**SHORT TASK:**
Return the listing below in full, with every line exactly as it is.
## begin DATA SUPPLIED
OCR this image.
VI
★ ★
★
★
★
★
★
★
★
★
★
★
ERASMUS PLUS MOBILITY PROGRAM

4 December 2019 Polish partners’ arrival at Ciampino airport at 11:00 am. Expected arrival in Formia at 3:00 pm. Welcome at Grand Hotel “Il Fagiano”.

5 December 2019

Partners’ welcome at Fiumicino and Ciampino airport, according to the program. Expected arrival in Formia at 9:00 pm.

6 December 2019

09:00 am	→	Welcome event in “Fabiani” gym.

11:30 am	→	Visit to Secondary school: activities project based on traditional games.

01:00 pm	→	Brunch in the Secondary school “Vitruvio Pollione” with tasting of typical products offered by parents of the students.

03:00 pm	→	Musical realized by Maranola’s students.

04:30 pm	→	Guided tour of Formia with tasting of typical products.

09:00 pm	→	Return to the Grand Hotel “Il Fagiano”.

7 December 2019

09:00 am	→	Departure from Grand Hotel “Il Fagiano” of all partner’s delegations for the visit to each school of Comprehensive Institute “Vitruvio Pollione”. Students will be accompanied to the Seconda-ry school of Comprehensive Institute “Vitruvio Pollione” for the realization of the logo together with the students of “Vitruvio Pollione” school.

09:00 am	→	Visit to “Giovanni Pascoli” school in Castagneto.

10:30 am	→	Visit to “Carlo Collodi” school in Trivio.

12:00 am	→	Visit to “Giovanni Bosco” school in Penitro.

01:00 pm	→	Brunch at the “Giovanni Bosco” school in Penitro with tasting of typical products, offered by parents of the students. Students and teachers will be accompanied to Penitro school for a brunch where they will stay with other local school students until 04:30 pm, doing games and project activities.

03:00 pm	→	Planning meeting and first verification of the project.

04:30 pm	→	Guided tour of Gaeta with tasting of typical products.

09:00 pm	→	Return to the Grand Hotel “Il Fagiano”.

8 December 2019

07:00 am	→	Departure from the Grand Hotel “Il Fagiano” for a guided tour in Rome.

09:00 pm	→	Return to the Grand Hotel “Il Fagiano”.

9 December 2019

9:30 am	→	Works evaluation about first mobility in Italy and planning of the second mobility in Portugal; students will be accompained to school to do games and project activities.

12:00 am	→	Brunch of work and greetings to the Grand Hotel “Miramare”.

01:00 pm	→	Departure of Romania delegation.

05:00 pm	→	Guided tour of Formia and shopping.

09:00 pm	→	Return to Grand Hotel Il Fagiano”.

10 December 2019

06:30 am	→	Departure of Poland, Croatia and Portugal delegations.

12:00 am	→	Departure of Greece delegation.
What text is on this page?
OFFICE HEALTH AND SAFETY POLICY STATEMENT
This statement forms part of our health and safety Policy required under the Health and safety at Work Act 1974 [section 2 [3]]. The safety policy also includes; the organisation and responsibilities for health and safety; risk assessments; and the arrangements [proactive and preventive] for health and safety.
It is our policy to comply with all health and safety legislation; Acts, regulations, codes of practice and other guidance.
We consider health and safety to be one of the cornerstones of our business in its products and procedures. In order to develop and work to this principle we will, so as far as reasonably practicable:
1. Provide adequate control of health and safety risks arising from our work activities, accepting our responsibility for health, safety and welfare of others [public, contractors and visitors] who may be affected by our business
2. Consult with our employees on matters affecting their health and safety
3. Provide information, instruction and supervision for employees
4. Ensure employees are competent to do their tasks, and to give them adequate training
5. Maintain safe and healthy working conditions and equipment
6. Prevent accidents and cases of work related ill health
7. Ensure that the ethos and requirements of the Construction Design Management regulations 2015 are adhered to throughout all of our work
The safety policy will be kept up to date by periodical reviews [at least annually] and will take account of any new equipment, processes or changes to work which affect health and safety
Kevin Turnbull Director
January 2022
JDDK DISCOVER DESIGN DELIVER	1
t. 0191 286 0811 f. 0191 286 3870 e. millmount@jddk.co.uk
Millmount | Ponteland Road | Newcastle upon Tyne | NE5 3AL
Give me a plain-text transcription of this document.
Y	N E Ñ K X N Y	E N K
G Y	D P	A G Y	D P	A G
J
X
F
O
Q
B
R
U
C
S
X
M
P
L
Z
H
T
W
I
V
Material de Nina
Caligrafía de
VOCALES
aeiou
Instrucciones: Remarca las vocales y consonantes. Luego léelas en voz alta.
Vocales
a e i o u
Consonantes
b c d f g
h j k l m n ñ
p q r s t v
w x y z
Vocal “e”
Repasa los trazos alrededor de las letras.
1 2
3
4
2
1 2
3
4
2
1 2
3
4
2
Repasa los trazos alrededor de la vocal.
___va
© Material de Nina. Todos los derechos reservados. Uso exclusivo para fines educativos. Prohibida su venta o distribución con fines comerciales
## end DATA SUPPLIED
**ANSWER BELOW:**
OCR this image.
VI
★ ★
★
★
★
★
★
★
★
★
★
★
ERASMUS PLUS MOBILITY PROGRAM

4 December 2019 Polish partners’ arrival at Ciampino airport at 11:00 am. Expected arrival in Formia at 3:00 pm. Welcome at Grand Hotel “Il Fagiano”.

5 December 2019

Partners’ welcome at Fiumicino and Ciampino airport, according to the program. Expected arrival in Formia at 9:00 pm.

6 December 2019

09:00 am	→	Welcome event in “Fabiani” gym.

11:30 am	→	Visit to Secondary school: activities project based on traditional games.

01:00 pm	→	Brunch in the Secondary school “Vitruvio Pollione” with tasting of typical products offered by parents of the students.

03:00 pm	→	Musical realized by Maranola’s students.

04:30 pm	→	Guided tour of Formia with tasting of typical products.

09:00 pm	→	Return to the Grand Hotel “Il Fagiano”.

7 December 2019

09:00 am	→	Departure from Grand Hotel “Il Fagiano” of all partner’s delegations for the visit to each school of Comprehensive Institute “Vitruvio Pollione”. Students will be accompanied to the Seconda-ry school of Comprehensive Institute “Vitruvio Pollione” for the realization of the logo together with the students of “Vitruvio Pollione” school.

09:00 am	→	Visit to “Giovanni Pascoli” school in Castagneto.

10:30 am	→	Visit to “Carlo Collodi” school in Trivio.

12:00 am	→	Visit to “Giovanni Bosco” school in Penitro.

01:00 pm	→	Brunch at the “Giovanni Bosco” school in Penitro with tasting of typical products, offered by parents of the students. Students and teachers will be accompanied to Penitro school for a brunch where they will stay with other local school students until 04:30 pm, doing games and project activities.

03:00 pm	→	Planning meeting and first verification of the project.

04:30 pm	→	Guided tour of Gaeta with tasting of typical products.

09:00 pm	→	Return to the Grand Hotel “Il Fagiano”.

8 December 2019

07:00 am	→	Departure from the Grand Hotel “Il Fagiano” for a guided tour in Rome.

09:00 pm	→	Return to the Grand Hotel “Il Fagiano”.

9 December 2019

9:30 am	→	Works evaluation about first mobility in Italy and planning of the second mobility in Portugal; students will be accompained to school to do games and project activities.

12:00 am	→	Brunch of work and greetings to the Grand Hotel “Miramare”.

01:00 pm	→	Departure of Romania delegation.

05:00 pm	→	Guided tour of Formia and shopping.

09:00 pm	→	Return to Grand Hotel Il Fagiano”.

10 December 2019

06:30 am	→	Departure of Poland, Croatia and Portugal delegations.

12:00 am	→	Departure of Greece delegation.
What text is on this page?
OFFICE HEALTH AND SAFETY POLICY STATEMENT
This statement forms part of our health and safety Policy required under the Health and safety at Work Act 1974 [section 2 [3]]. The safety policy also includes; the organisation and responsibilities for health and safety; risk assessments; and the arrangements [proactive and preventive] for health and safety.
It is our policy to comply with all health and safety legislation; Acts, regulations, codes of practice and other guidance.
We consider health and safety to be one of the cornerstones of our business in its products and procedures. In order to develop and work to this principle we will, so as far as reasonably practicable:
1. Provide adequate control of health and safety risks arising from our work activities, accepting our responsibility for health, safety and welfare of others [public, contractors and visitors] who may be affected by our business
2. Consult with our employees on matters affecting their health and safety
3. Provide information, instruction and supervision for employees
4. Ensure employees are competent to do their tasks, and to give them adequate training
5. Maintain safe and healthy working conditions and equipment
6. Prevent accidents and cases of work related ill health
7. Ensure that the ethos and requirements of the Construction Design Management regulations 2015 are adhered to throughout all of our work
The safety policy will be kept up to date by periodical reviews [at least annually] and will take account of any new equipment, processes or changes to work which affect health and safety
Kevin Turnbull Director
January 2022
JDDK DISCOVER DESIGN DELIVER	1
t. 0191 286 0811 f. 0191 286 3870 e. millmount@jddk.co.uk
Millmount | Ponteland Road | Newcastle upon Tyne | NE5 3AL
Give me a plain-text transcription of this document.
Y	N E Ñ K X N Y	E N K
G Y	D P	A G Y	D P	A G
J
X
F
O
Q
B
R
U
C
S
X
M
P
L
Z
H
T
W
I
V
Material de Nina
Caligrafía de
VOCALES
aeiou
Instrucciones: Remarca las vocales y consonantes. Luego léelas en voz alta.
Vocales
a e i o u
Consonantes
b c d f g
h j k l m n ñ
p q r s t v
w x y z
Vocal “e”
Repasa los trazos alrededor de las letras.
1 2
3
4
2
1 2
3
4
2
1 2
3
4
2
Repasa los trazos alrededor de la vocal.
___va
© Material de Nina. Todos los derechos reservados. Uso exclusivo para fines educativos. Prohibida su venta o distribución con fines comerciales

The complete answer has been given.